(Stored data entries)

══════════

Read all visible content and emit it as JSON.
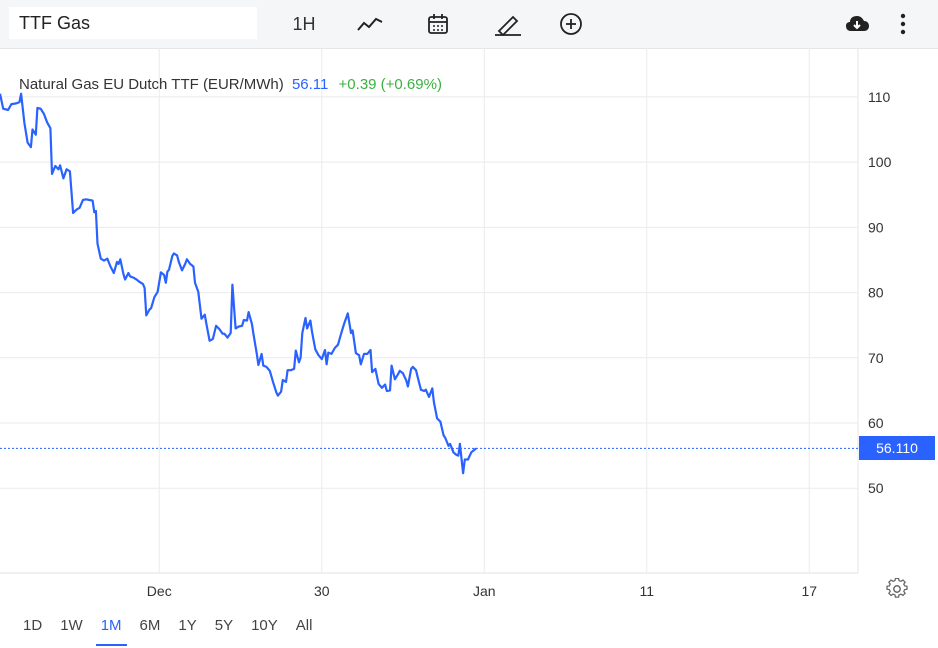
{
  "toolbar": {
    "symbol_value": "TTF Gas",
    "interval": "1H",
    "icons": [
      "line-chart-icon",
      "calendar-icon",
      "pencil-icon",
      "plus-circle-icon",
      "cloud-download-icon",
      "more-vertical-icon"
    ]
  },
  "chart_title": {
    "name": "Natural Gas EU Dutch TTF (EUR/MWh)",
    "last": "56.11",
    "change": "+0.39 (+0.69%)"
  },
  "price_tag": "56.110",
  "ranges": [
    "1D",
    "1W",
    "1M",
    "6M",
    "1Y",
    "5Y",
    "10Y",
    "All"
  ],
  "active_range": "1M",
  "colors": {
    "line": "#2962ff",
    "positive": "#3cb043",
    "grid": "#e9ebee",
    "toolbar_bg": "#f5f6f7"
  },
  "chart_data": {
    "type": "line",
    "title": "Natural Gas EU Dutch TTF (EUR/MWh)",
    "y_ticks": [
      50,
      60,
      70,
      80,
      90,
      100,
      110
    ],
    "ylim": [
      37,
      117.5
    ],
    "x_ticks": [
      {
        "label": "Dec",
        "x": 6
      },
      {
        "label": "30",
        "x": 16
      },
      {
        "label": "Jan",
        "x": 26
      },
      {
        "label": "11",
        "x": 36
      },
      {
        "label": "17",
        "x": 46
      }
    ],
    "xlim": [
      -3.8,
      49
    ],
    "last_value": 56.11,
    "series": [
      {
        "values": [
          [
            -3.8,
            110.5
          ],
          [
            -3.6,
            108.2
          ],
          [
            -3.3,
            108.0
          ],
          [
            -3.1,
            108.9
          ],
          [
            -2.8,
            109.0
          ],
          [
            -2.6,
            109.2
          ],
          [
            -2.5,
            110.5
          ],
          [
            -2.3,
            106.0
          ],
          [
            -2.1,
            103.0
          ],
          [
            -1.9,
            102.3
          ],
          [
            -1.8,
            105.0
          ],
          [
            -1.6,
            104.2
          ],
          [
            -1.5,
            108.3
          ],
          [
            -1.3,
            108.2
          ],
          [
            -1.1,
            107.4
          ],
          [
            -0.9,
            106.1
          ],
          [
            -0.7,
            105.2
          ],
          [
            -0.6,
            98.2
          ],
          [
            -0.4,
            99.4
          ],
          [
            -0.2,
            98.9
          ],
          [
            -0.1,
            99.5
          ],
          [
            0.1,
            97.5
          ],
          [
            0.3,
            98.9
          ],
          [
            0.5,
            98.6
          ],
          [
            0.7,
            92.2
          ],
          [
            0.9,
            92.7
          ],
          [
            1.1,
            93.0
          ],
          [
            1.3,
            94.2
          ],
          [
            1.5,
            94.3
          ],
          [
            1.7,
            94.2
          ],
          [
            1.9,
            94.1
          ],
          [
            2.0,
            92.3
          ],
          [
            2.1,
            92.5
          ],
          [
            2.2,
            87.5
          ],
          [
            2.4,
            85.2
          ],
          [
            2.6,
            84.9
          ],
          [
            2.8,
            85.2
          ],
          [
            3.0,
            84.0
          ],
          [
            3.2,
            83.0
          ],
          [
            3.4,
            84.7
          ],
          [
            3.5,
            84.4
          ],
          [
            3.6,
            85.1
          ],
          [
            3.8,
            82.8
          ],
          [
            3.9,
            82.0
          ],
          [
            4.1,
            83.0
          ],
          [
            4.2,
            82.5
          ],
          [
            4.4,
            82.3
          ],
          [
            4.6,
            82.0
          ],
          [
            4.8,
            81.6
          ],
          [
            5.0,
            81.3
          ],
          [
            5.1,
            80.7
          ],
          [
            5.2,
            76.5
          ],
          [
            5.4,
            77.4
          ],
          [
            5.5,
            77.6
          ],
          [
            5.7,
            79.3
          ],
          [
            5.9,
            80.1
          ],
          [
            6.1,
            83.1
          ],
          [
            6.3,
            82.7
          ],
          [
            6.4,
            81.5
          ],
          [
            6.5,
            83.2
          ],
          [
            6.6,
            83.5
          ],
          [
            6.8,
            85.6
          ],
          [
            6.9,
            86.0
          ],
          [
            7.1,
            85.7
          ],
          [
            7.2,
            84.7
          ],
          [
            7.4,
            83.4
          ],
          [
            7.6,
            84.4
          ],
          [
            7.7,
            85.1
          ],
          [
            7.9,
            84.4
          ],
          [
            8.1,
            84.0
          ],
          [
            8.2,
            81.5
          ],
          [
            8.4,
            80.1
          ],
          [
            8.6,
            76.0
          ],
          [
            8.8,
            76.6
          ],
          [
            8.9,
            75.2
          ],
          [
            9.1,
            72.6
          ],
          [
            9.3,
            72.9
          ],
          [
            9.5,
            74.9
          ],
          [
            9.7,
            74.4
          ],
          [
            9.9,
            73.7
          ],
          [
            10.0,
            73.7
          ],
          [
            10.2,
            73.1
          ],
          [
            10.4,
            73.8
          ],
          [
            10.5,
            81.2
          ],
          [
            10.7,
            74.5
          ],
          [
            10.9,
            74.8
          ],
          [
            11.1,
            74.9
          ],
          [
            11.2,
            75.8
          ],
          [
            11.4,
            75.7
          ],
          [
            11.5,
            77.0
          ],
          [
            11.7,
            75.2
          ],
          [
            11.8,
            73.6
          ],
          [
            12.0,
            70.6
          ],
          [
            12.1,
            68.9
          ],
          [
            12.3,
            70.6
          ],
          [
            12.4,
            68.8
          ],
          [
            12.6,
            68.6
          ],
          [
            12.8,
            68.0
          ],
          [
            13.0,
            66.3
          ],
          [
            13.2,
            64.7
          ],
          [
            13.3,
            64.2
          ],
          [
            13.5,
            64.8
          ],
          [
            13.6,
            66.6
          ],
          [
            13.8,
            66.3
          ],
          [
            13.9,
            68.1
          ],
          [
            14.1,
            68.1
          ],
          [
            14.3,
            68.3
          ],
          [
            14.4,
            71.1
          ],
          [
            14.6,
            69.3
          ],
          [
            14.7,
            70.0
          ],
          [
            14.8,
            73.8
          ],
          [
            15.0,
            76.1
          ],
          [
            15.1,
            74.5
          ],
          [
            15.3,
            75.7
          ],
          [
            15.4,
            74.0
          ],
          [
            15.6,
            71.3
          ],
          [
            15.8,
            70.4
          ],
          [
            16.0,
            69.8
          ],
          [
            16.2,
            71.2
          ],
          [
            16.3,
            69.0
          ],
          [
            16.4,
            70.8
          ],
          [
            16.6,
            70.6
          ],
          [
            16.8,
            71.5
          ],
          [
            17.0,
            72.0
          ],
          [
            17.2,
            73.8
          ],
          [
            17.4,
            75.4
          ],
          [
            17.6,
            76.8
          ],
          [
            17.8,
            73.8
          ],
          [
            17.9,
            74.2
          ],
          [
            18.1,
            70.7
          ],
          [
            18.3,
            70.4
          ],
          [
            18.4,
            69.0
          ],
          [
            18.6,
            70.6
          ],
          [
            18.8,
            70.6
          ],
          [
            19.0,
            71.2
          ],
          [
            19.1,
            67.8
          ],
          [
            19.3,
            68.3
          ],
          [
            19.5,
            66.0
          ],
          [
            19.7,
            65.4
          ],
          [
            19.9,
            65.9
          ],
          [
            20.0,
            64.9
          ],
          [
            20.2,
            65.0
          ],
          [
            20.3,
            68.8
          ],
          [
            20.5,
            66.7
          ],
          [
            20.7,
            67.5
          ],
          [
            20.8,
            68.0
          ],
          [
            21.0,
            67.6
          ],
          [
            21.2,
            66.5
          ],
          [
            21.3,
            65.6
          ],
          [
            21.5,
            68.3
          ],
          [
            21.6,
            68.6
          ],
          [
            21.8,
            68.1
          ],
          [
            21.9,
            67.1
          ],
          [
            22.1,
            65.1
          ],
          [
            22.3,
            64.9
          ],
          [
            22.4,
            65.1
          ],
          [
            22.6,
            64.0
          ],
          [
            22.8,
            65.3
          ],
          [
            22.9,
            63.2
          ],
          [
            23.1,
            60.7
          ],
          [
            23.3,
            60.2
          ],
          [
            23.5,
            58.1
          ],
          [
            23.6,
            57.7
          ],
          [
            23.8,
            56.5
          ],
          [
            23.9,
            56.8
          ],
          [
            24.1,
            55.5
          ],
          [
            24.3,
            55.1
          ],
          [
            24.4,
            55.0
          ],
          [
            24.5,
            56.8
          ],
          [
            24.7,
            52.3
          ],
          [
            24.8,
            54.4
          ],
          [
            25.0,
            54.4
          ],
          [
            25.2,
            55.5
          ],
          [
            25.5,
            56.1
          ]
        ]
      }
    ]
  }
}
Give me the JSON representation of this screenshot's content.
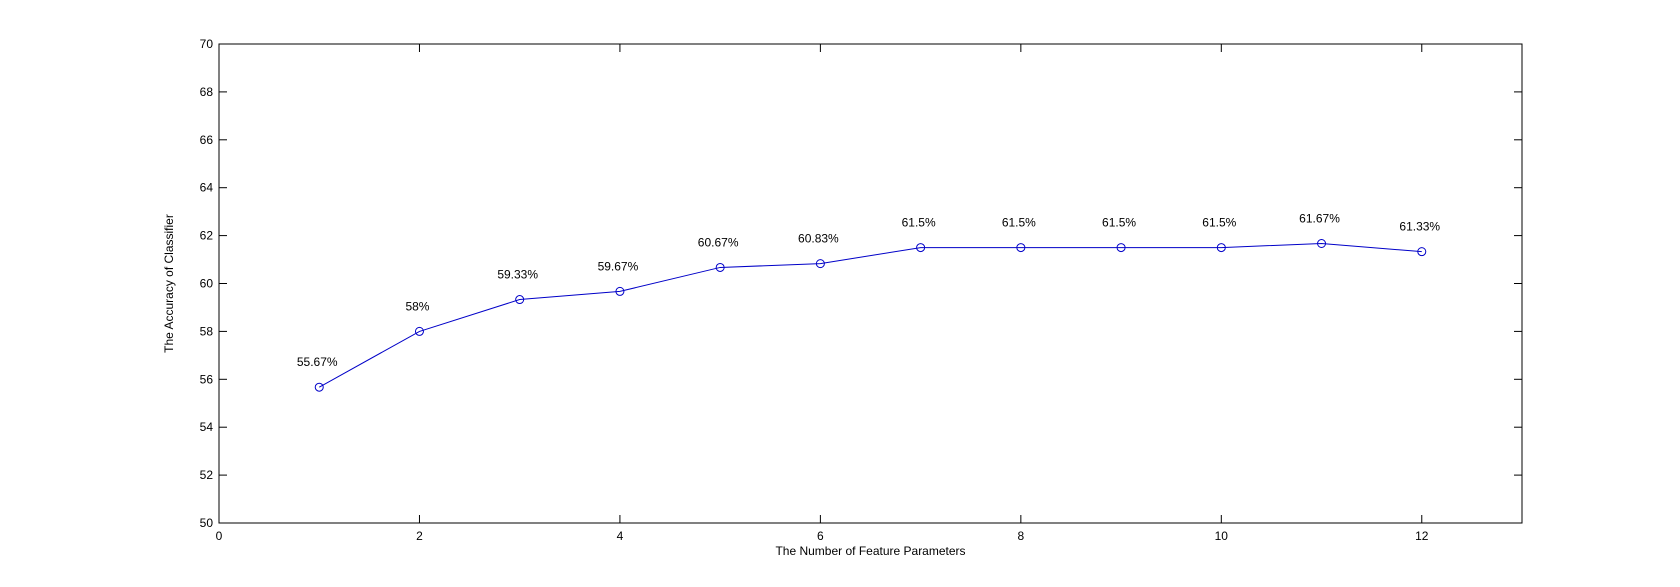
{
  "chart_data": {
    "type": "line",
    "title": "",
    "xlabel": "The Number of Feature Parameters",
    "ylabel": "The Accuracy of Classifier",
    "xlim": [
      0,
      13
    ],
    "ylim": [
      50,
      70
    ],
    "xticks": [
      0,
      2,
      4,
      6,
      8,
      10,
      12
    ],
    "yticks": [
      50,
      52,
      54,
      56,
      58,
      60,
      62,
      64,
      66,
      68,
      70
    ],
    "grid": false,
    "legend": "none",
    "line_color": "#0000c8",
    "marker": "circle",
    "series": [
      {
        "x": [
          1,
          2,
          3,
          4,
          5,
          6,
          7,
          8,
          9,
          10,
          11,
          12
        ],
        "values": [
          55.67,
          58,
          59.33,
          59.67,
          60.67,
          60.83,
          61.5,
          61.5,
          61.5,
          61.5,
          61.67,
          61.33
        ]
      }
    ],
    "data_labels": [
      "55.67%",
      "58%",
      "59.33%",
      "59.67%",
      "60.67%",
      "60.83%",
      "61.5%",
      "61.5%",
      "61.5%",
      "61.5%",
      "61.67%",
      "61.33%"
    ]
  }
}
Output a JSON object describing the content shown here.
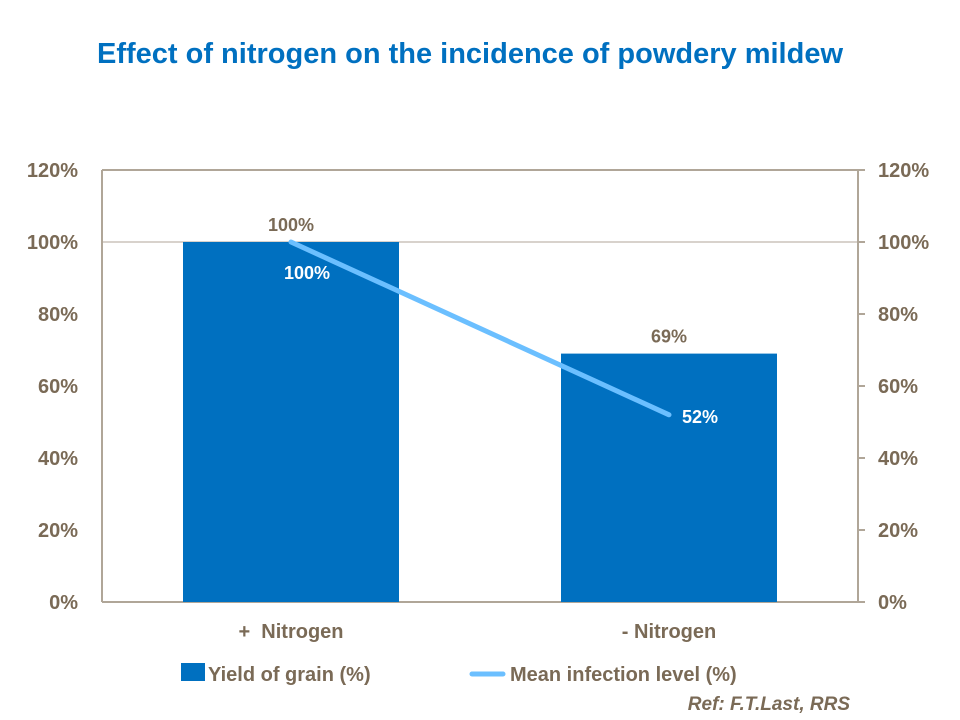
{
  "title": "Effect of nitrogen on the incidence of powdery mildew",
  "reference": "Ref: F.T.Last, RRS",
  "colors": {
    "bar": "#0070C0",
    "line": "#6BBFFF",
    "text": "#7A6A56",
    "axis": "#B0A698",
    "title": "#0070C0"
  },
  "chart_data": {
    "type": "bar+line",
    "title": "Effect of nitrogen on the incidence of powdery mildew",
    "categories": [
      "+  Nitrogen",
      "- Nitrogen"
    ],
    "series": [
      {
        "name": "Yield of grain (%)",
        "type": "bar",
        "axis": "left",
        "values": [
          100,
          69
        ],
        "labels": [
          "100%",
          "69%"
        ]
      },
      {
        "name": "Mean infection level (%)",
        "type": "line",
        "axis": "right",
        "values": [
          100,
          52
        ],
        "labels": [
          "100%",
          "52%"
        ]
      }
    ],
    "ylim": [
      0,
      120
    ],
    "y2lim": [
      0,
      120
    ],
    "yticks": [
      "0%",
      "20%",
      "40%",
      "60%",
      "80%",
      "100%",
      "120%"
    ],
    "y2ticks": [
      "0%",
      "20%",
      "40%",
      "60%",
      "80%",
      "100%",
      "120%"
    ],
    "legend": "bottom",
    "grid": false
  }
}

══════════

* **What you need to do**
Each line that holds the word "type" is to be copied.

* **Final answer**
    "type": "line",
    "type": "line",
    "type": "bar+line",
        "type": "bar",
        "type": "line",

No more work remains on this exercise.